_TASK BRIEF_
Return each line that holds the word "Grayscale".

┄┄┄┄┄┄┄┄┄┄

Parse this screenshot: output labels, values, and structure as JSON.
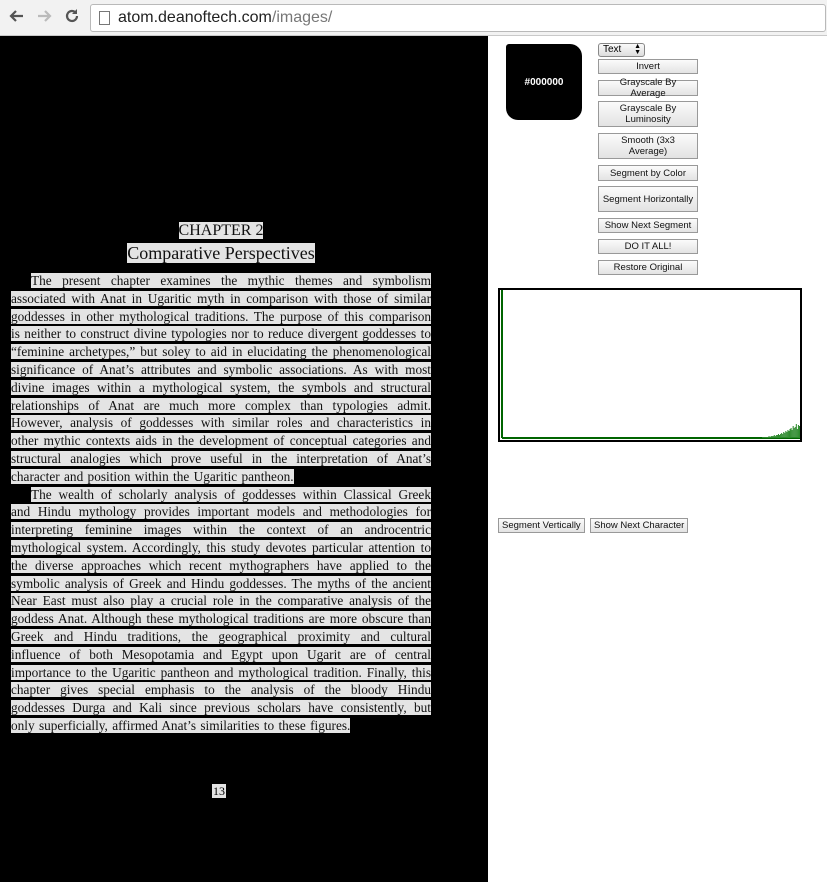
{
  "browser": {
    "back_icon": "arrow-left-icon",
    "forward_icon": "arrow-right-icon",
    "reload_icon": "reload-icon",
    "url_host": "atom.deanoftech.com",
    "url_path": "/images/"
  },
  "document": {
    "chapter": "CHAPTER 2",
    "title": "Comparative Perspectives",
    "paragraphs": [
      "The present chapter examines the mythic themes and symbolism associated with Anat in Ugaritic myth in comparison with those of similar goddesses in other mythological traditions. The purpose of this comparison is neither to construct divine typologies nor to reduce divergent goddesses to “feminine archetypes,” but soley to aid in elucidating the phenomenological significance of Anat’s attributes and symbolic associations. As with most divine images within a mythological system, the symbols and structural relationships of Anat are much more complex than typologies admit. However, analysis of goddesses with similar roles and characteristics in other mythic contexts aids in the development of conceptual categories and structural analogies which prove useful in the interpretation of Anat’s character and position within the Ugaritic pantheon.",
      "The wealth of scholarly analysis of goddesses within Classical Greek and Hindu mythology provides important models and methodologies for interpreting feminine images within the context of an androcentric mythological system. Accordingly, this study devotes particular attention to the diverse approaches which recent mythographers have applied to the symbolic analysis of Greek and Hindu goddesses. The myths of the ancient Near East must also play a crucial role in the comparative analysis of the goddess Anat. Although these mythological traditions are more obscure than Greek and Hindu traditions, the geographical proximity and cultural influence of both Mesopotamia and Egypt upon Ugarit are of central importance to the Ugaritic pantheon and mythological tradition. Finally, this chapter gives special emphasis to the analysis of the bloody Hindu goddesses Durga and Kali since previous scholars have consistently, but only superficially, affirmed Anat’s similarities to these figures."
    ],
    "page_number": "13"
  },
  "controls": {
    "color_swatch": "#000000",
    "mode_select": "Text",
    "buttons": {
      "invert": "Invert",
      "grayscale_avg": "Grayscale By Average",
      "grayscale_lum": "Grayscale By Luminosity",
      "smooth": "Smooth (3x3 Average)",
      "segment_color": "Segment by Color",
      "segment_horiz": "Segment Horizontally",
      "show_next_segment": "Show Next Segment",
      "do_it_all": "DO IT ALL!",
      "restore": "Restore Original"
    },
    "segment_vertically": "Segment Vertically",
    "show_next_character": "Show Next Character"
  },
  "histogram": {
    "axis_color": "#006400",
    "bar_color": "#2e8b2e",
    "bins": [
      0,
      0,
      0,
      0,
      0,
      0,
      0,
      0,
      0,
      0,
      0,
      0,
      0,
      0,
      0,
      0,
      0,
      0,
      0,
      0,
      0,
      0,
      0,
      0,
      0,
      0,
      0,
      0,
      0,
      0,
      0,
      0,
      0,
      0,
      0,
      0,
      0,
      0,
      0,
      0,
      0,
      0,
      0,
      0,
      0,
      0,
      0,
      0,
      0,
      0,
      0,
      0,
      0,
      0,
      0,
      0,
      0,
      0,
      0,
      0,
      0,
      0,
      0,
      0,
      0,
      0,
      0,
      0,
      0,
      0,
      0,
      0,
      0,
      0,
      0,
      0,
      0,
      0,
      0,
      0,
      0,
      0,
      0,
      0,
      0,
      0,
      0,
      0,
      0,
      0,
      0,
      0,
      0,
      0,
      0,
      0,
      0,
      0,
      0,
      0,
      0,
      0,
      0,
      0,
      0,
      0,
      0,
      0,
      0,
      0,
      0,
      0,
      0,
      0,
      0,
      0,
      0,
      0,
      0,
      0,
      0,
      0,
      0,
      0,
      0,
      0,
      0,
      0,
      0,
      0,
      0,
      0,
      0,
      0,
      0,
      0,
      0,
      0,
      0,
      0,
      0,
      0,
      0,
      0,
      0,
      0,
      0,
      0,
      0,
      0,
      0,
      0,
      0,
      0,
      0,
      0,
      0,
      0,
      0,
      0,
      0,
      0,
      0,
      0,
      0,
      0,
      0,
      0,
      0,
      0,
      0,
      0,
      0,
      0,
      0,
      0,
      0,
      0,
      0,
      0,
      0,
      0,
      0,
      0,
      0,
      0,
      0,
      0,
      0,
      0,
      0,
      0,
      0,
      0,
      0,
      0,
      0,
      0,
      0,
      0,
      0,
      0,
      0,
      0,
      0,
      0,
      0,
      0,
      0,
      0,
      0,
      0,
      0,
      0,
      0,
      0,
      0,
      0,
      0,
      0,
      0,
      0,
      0,
      0,
      0,
      0,
      0,
      0,
      0,
      0,
      0,
      0,
      0,
      0,
      0,
      0,
      0,
      0,
      0,
      0,
      0,
      0,
      0,
      0,
      0,
      0,
      0,
      0,
      1,
      1,
      1,
      1,
      1,
      1,
      2,
      1,
      2,
      2,
      2,
      3,
      2,
      3,
      3,
      4,
      3,
      4,
      5,
      4,
      6,
      5,
      7,
      6,
      8,
      7,
      9,
      10,
      8,
      12,
      10,
      11,
      14,
      9,
      13,
      12
    ]
  }
}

┄┄┄┄┄┄┄┄┄┄

_ANSWER TO THIS EXERCISE_
      "grayscale_avg": "Grayscale By Average",
      "grayscale_lum": "Grayscale By Luminosity",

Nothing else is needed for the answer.